• Prompt
Copy each line of the data below exactly, leaving out pictures.

• Exercise input
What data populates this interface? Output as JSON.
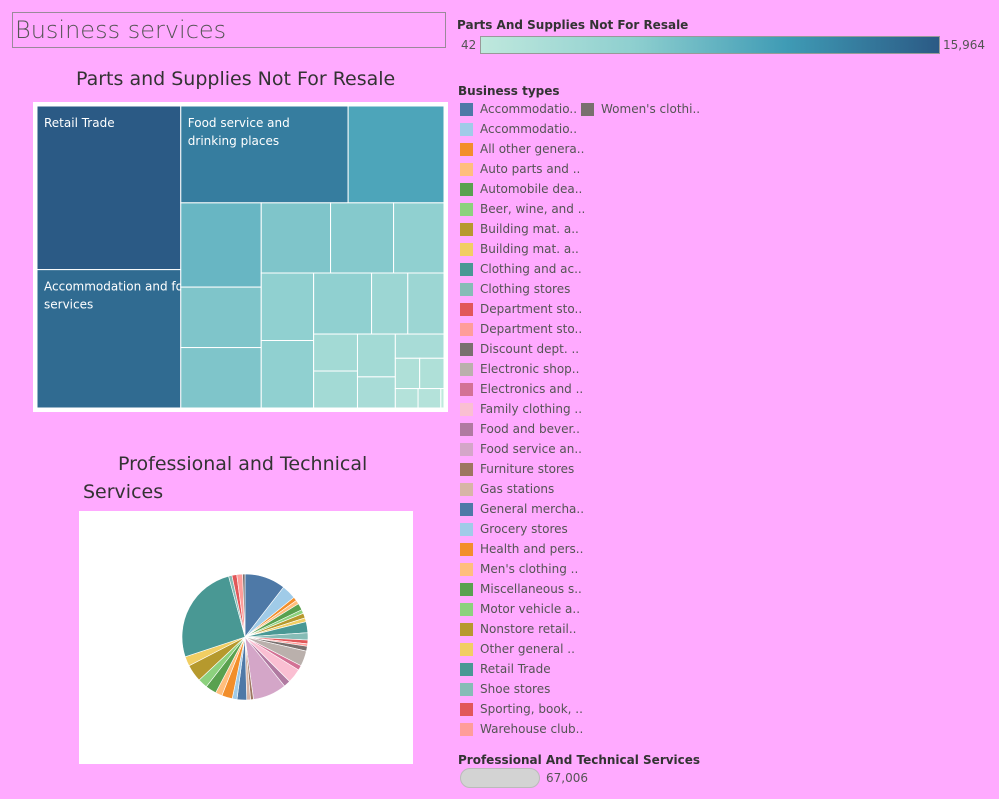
{
  "dashboard_title": "Business services",
  "treemap": {
    "title": "Parts and Supplies Not For Resale",
    "labels": {
      "retail": "Retail Trade",
      "food": "Food service and\ndrinking places",
      "accom": "Accommodation and food\nservices"
    }
  },
  "pie": {
    "title_line1": "Professional and Technical",
    "title_line2": "Services"
  },
  "color_legend": {
    "title": "Parts And Supplies Not For Resale",
    "min_label": "42",
    "max_label": "15,964"
  },
  "types_legend": {
    "title": "Business types",
    "items": [
      {
        "label": "Accommodatio..",
        "color": "#4e79a7"
      },
      {
        "label": "Accommodatio..",
        "color": "#a0cbe8"
      },
      {
        "label": "All other genera..",
        "color": "#f28e2b"
      },
      {
        "label": "Auto parts and ..",
        "color": "#ffbe7d"
      },
      {
        "label": "Automobile dea..",
        "color": "#59a14f"
      },
      {
        "label": "Beer, wine, and ..",
        "color": "#8cd17d"
      },
      {
        "label": "Building mat. a..",
        "color": "#b6992d"
      },
      {
        "label": "Building mat. a..",
        "color": "#f1ce63"
      },
      {
        "label": "Clothing and ac..",
        "color": "#499894"
      },
      {
        "label": "Clothing stores",
        "color": "#86bcb6"
      },
      {
        "label": "Department sto..",
        "color": "#e15759"
      },
      {
        "label": "Department sto..",
        "color": "#ff9d9a"
      },
      {
        "label": "Discount dept. ..",
        "color": "#79706e"
      },
      {
        "label": "Electronic shop..",
        "color": "#bab0ac"
      },
      {
        "label": "Electronics and ..",
        "color": "#d37295"
      },
      {
        "label": "Family clothing ..",
        "color": "#fabfd2"
      },
      {
        "label": "Food and bever..",
        "color": "#b07aa1"
      },
      {
        "label": "Food service an..",
        "color": "#d4a6c8"
      },
      {
        "label": "Furniture stores",
        "color": "#9d7660"
      },
      {
        "label": "Gas stations",
        "color": "#d7b5a6"
      },
      {
        "label": "General mercha..",
        "color": "#4e79a7"
      },
      {
        "label": "Grocery stores",
        "color": "#a0cbe8"
      },
      {
        "label": "Health and pers..",
        "color": "#f28e2b"
      },
      {
        "label": "Men's clothing ..",
        "color": "#ffbe7d"
      },
      {
        "label": "Miscellaneous s..",
        "color": "#59a14f"
      },
      {
        "label": "Motor vehicle a..",
        "color": "#8cd17d"
      },
      {
        "label": "Nonstore retail..",
        "color": "#b6992d"
      },
      {
        "label": "Other general ..",
        "color": "#f1ce63"
      },
      {
        "label": "Retail Trade",
        "color": "#499894"
      },
      {
        "label": "Shoe stores",
        "color": "#86bcb6"
      },
      {
        "label": "Sporting, book, ..",
        "color": "#e15759"
      },
      {
        "label": "Warehouse club..",
        "color": "#ff9d9a"
      },
      {
        "label": "Women's clothi..",
        "color": "#79706e"
      }
    ]
  },
  "size_legend": {
    "title": "Professional And Technical Services",
    "value_label": "67,006"
  },
  "chart_data": [
    {
      "type": "treemap",
      "title": "Parts and Supplies Not For Resale",
      "color_range": [
        42,
        15964
      ],
      "nodes": [
        {
          "label": "Retail Trade",
          "value": 15964
        },
        {
          "label": "Accommodation and food services",
          "value": 13500
        },
        {
          "label": "Food service and drinking places",
          "value": 11000
        },
        {
          "label": "",
          "value": 6300
        },
        {
          "label": "",
          "value": 4600
        },
        {
          "label": "",
          "value": 3300
        },
        {
          "label": "",
          "value": 3300
        },
        {
          "label": "",
          "value": 3300
        },
        {
          "label": "",
          "value": 3000
        },
        {
          "label": "",
          "value": 2400
        },
        {
          "label": "",
          "value": 2400
        },
        {
          "label": "",
          "value": 2400
        },
        {
          "label": "",
          "value": 2400
        },
        {
          "label": "",
          "value": 1500
        },
        {
          "label": "",
          "value": 1500
        },
        {
          "label": "",
          "value": 1100
        },
        {
          "label": "",
          "value": 1100
        },
        {
          "label": "",
          "value": 1100
        },
        {
          "label": "",
          "value": 800
        },
        {
          "label": "",
          "value": 800
        },
        {
          "label": "",
          "value": 500
        },
        {
          "label": "",
          "value": 500
        },
        {
          "label": "",
          "value": 300
        },
        {
          "label": "",
          "value": 300
        },
        {
          "label": "",
          "value": 42
        }
      ]
    },
    {
      "type": "pie",
      "title": "Professional and Technical Services",
      "total": 67006,
      "slices": [
        {
          "category": "Accommodatio..",
          "value": 8.5,
          "color": "#4e79a7"
        },
        {
          "category": "Accommodatio..",
          "value": 3.0,
          "color": "#a0cbe8"
        },
        {
          "category": "All other genera..",
          "value": 0.8,
          "color": "#f28e2b"
        },
        {
          "category": "Auto parts and ..",
          "value": 0.8,
          "color": "#ffbe7d"
        },
        {
          "category": "Automobile dea..",
          "value": 1.4,
          "color": "#59a14f"
        },
        {
          "category": "Beer, wine, and ..",
          "value": 0.8,
          "color": "#8cd17d"
        },
        {
          "category": "Building mat. a..",
          "value": 1.0,
          "color": "#b6992d"
        },
        {
          "category": "Building mat. a..",
          "value": 0.8,
          "color": "#f1ce63"
        },
        {
          "category": "Clothing and ac..",
          "value": 2.3,
          "color": "#499894"
        },
        {
          "category": "Clothing stores",
          "value": 1.5,
          "color": "#86bcb6"
        },
        {
          "category": "Department sto..",
          "value": 0.8,
          "color": "#e15759"
        },
        {
          "category": "Department sto..",
          "value": 0.5,
          "color": "#ff9d9a"
        },
        {
          "category": "Discount dept. ..",
          "value": 1.0,
          "color": "#79706e"
        },
        {
          "category": "Electronic shop..",
          "value": 3.2,
          "color": "#bab0ac"
        },
        {
          "category": "Electronics and ..",
          "value": 1.0,
          "color": "#d37295"
        },
        {
          "category": "Family clothing ..",
          "value": 3.0,
          "color": "#fabfd2"
        },
        {
          "category": "Food and bever..",
          "value": 1.4,
          "color": "#b07aa1"
        },
        {
          "category": "Food service an..",
          "value": 7.0,
          "color": "#d4a6c8"
        },
        {
          "category": "Furniture stores",
          "value": 0.6,
          "color": "#9d7660"
        },
        {
          "category": "Gas stations",
          "value": 0.8,
          "color": "#d7b5a6"
        },
        {
          "category": "General mercha..",
          "value": 2.0,
          "color": "#4e79a7"
        },
        {
          "category": "Grocery stores",
          "value": 1.0,
          "color": "#a0cbe8"
        },
        {
          "category": "Health and pers..",
          "value": 2.2,
          "color": "#f28e2b"
        },
        {
          "category": "Men's clothing ..",
          "value": 1.4,
          "color": "#ffbe7d"
        },
        {
          "category": "Miscellaneous s..",
          "value": 2.3,
          "color": "#59a14f"
        },
        {
          "category": "Motor vehicle a..",
          "value": 2.0,
          "color": "#8cd17d"
        },
        {
          "category": "Nonstore retail..",
          "value": 3.6,
          "color": "#b6992d"
        },
        {
          "category": "Other general ..",
          "value": 2.0,
          "color": "#f1ce63"
        },
        {
          "category": "Retail Trade",
          "value": 21.0,
          "color": "#499894"
        },
        {
          "category": "Shoe stores",
          "value": 0.7,
          "color": "#86bcb6"
        },
        {
          "category": "Sporting, book, ..",
          "value": 1.0,
          "color": "#e15759"
        },
        {
          "category": "Warehouse club..",
          "value": 1.2,
          "color": "#ff9d9a"
        },
        {
          "category": "Women's clothi..",
          "value": 0.5,
          "color": "#79706e"
        }
      ]
    }
  ]
}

• Written response
What data populates this interface? Output as JSON.
{
  "dashboard_title": "Business services",
  "treemap": {
    "title": "Parts and Supplies Not For Resale",
    "labels": {
      "retail": "Retail Trade",
      "food": "Food service and\ndrinking places",
      "accom": "Accommodation and food\nservices"
    }
  },
  "pie": {
    "title_line1": "Professional and Technical",
    "title_line2": "Services"
  },
  "color_legend": {
    "title": "Parts And Supplies Not For Resale",
    "min_label": "42",
    "max_label": "15,964"
  },
  "types_legend": {
    "title": "Business types",
    "items": [
      {
        "label": "Accommodatio..",
        "color": "#4e79a7"
      },
      {
        "label": "Accommodatio..",
        "color": "#a0cbe8"
      },
      {
        "label": "All other genera..",
        "color": "#f28e2b"
      },
      {
        "label": "Auto parts and ..",
        "color": "#ffbe7d"
      },
      {
        "label": "Automobile dea..",
        "color": "#59a14f"
      },
      {
        "label": "Beer, wine, and ..",
        "color": "#8cd17d"
      },
      {
        "label": "Building mat. a..",
        "color": "#b6992d"
      },
      {
        "label": "Building mat. a..",
        "color": "#f1ce63"
      },
      {
        "label": "Clothing and ac..",
        "color": "#499894"
      },
      {
        "label": "Clothing stores",
        "color": "#86bcb6"
      },
      {
        "label": "Department sto..",
        "color": "#e15759"
      },
      {
        "label": "Department sto..",
        "color": "#ff9d9a"
      },
      {
        "label": "Discount dept. ..",
        "color": "#79706e"
      },
      {
        "label": "Electronic shop..",
        "color": "#bab0ac"
      },
      {
        "label": "Electronics and ..",
        "color": "#d37295"
      },
      {
        "label": "Family clothing ..",
        "color": "#fabfd2"
      },
      {
        "label": "Food and bever..",
        "color": "#b07aa1"
      },
      {
        "label": "Food service an..",
        "color": "#d4a6c8"
      },
      {
        "label": "Furniture stores",
        "color": "#9d7660"
      },
      {
        "label": "Gas stations",
        "color": "#d7b5a6"
      },
      {
        "label": "General mercha..",
        "color": "#4e79a7"
      },
      {
        "label": "Grocery stores",
        "color": "#a0cbe8"
      },
      {
        "label": "Health and pers..",
        "color": "#f28e2b"
      },
      {
        "label": "Men's clothing ..",
        "color": "#ffbe7d"
      },
      {
        "label": "Miscellaneous s..",
        "color": "#59a14f"
      },
      {
        "label": "Motor vehicle a..",
        "color": "#8cd17d"
      },
      {
        "label": "Nonstore retail..",
        "color": "#b6992d"
      },
      {
        "label": "Other general ..",
        "color": "#f1ce63"
      },
      {
        "label": "Retail Trade",
        "color": "#499894"
      },
      {
        "label": "Shoe stores",
        "color": "#86bcb6"
      },
      {
        "label": "Sporting, book, ..",
        "color": "#e15759"
      },
      {
        "label": "Warehouse club..",
        "color": "#ff9d9a"
      },
      {
        "label": "Women's clothi..",
        "color": "#79706e"
      }
    ]
  },
  "size_legend": {
    "title": "Professional And Technical Services",
    "value_label": "67,006"
  },
  "chart_data": [
    {
      "type": "treemap",
      "title": "Parts and Supplies Not For Resale",
      "color_range": [
        42,
        15964
      ],
      "nodes": [
        {
          "label": "Retail Trade",
          "value": 15964
        },
        {
          "label": "Accommodation and food services",
          "value": 13500
        },
        {
          "label": "Food service and drinking places",
          "value": 11000
        },
        {
          "label": "",
          "value": 6300
        },
        {
          "label": "",
          "value": 4600
        },
        {
          "label": "",
          "value": 3300
        },
        {
          "label": "",
          "value": 3300
        },
        {
          "label": "",
          "value": 3300
        },
        {
          "label": "",
          "value": 3000
        },
        {
          "label": "",
          "value": 2400
        },
        {
          "label": "",
          "value": 2400
        },
        {
          "label": "",
          "value": 2400
        },
        {
          "label": "",
          "value": 2400
        },
        {
          "label": "",
          "value": 1500
        },
        {
          "label": "",
          "value": 1500
        },
        {
          "label": "",
          "value": 1100
        },
        {
          "label": "",
          "value": 1100
        },
        {
          "label": "",
          "value": 1100
        },
        {
          "label": "",
          "value": 800
        },
        {
          "label": "",
          "value": 800
        },
        {
          "label": "",
          "value": 500
        },
        {
          "label": "",
          "value": 500
        },
        {
          "label": "",
          "value": 300
        },
        {
          "label": "",
          "value": 300
        },
        {
          "label": "",
          "value": 42
        }
      ]
    },
    {
      "type": "pie",
      "title": "Professional and Technical Services",
      "total": 67006,
      "slices": [
        {
          "category": "Accommodatio..",
          "value": 8.5,
          "color": "#4e79a7"
        },
        {
          "category": "Accommodatio..",
          "value": 3.0,
          "color": "#a0cbe8"
        },
        {
          "category": "All other genera..",
          "value": 0.8,
          "color": "#f28e2b"
        },
        {
          "category": "Auto parts and ..",
          "value": 0.8,
          "color": "#ffbe7d"
        },
        {
          "category": "Automobile dea..",
          "value": 1.4,
          "color": "#59a14f"
        },
        {
          "category": "Beer, wine, and ..",
          "value": 0.8,
          "color": "#8cd17d"
        },
        {
          "category": "Building mat. a..",
          "value": 1.0,
          "color": "#b6992d"
        },
        {
          "category": "Building mat. a..",
          "value": 0.8,
          "color": "#f1ce63"
        },
        {
          "category": "Clothing and ac..",
          "value": 2.3,
          "color": "#499894"
        },
        {
          "category": "Clothing stores",
          "value": 1.5,
          "color": "#86bcb6"
        },
        {
          "category": "Department sto..",
          "value": 0.8,
          "color": "#e15759"
        },
        {
          "category": "Department sto..",
          "value": 0.5,
          "color": "#ff9d9a"
        },
        {
          "category": "Discount dept. ..",
          "value": 1.0,
          "color": "#79706e"
        },
        {
          "category": "Electronic shop..",
          "value": 3.2,
          "color": "#bab0ac"
        },
        {
          "category": "Electronics and ..",
          "value": 1.0,
          "color": "#d37295"
        },
        {
          "category": "Family clothing ..",
          "value": 3.0,
          "color": "#fabfd2"
        },
        {
          "category": "Food and bever..",
          "value": 1.4,
          "color": "#b07aa1"
        },
        {
          "category": "Food service an..",
          "value": 7.0,
          "color": "#d4a6c8"
        },
        {
          "category": "Furniture stores",
          "value": 0.6,
          "color": "#9d7660"
        },
        {
          "category": "Gas stations",
          "value": 0.8,
          "color": "#d7b5a6"
        },
        {
          "category": "General mercha..",
          "value": 2.0,
          "color": "#4e79a7"
        },
        {
          "category": "Grocery stores",
          "value": 1.0,
          "color": "#a0cbe8"
        },
        {
          "category": "Health and pers..",
          "value": 2.2,
          "color": "#f28e2b"
        },
        {
          "category": "Men's clothing ..",
          "value": 1.4,
          "color": "#ffbe7d"
        },
        {
          "category": "Miscellaneous s..",
          "value": 2.3,
          "color": "#59a14f"
        },
        {
          "category": "Motor vehicle a..",
          "value": 2.0,
          "color": "#8cd17d"
        },
        {
          "category": "Nonstore retail..",
          "value": 3.6,
          "color": "#b6992d"
        },
        {
          "category": "Other general ..",
          "value": 2.0,
          "color": "#f1ce63"
        },
        {
          "category": "Retail Trade",
          "value": 21.0,
          "color": "#499894"
        },
        {
          "category": "Shoe stores",
          "value": 0.7,
          "color": "#86bcb6"
        },
        {
          "category": "Sporting, book, ..",
          "value": 1.0,
          "color": "#e15759"
        },
        {
          "category": "Warehouse club..",
          "value": 1.2,
          "color": "#ff9d9a"
        },
        {
          "category": "Women's clothi..",
          "value": 0.5,
          "color": "#79706e"
        }
      ]
    }
  ]
}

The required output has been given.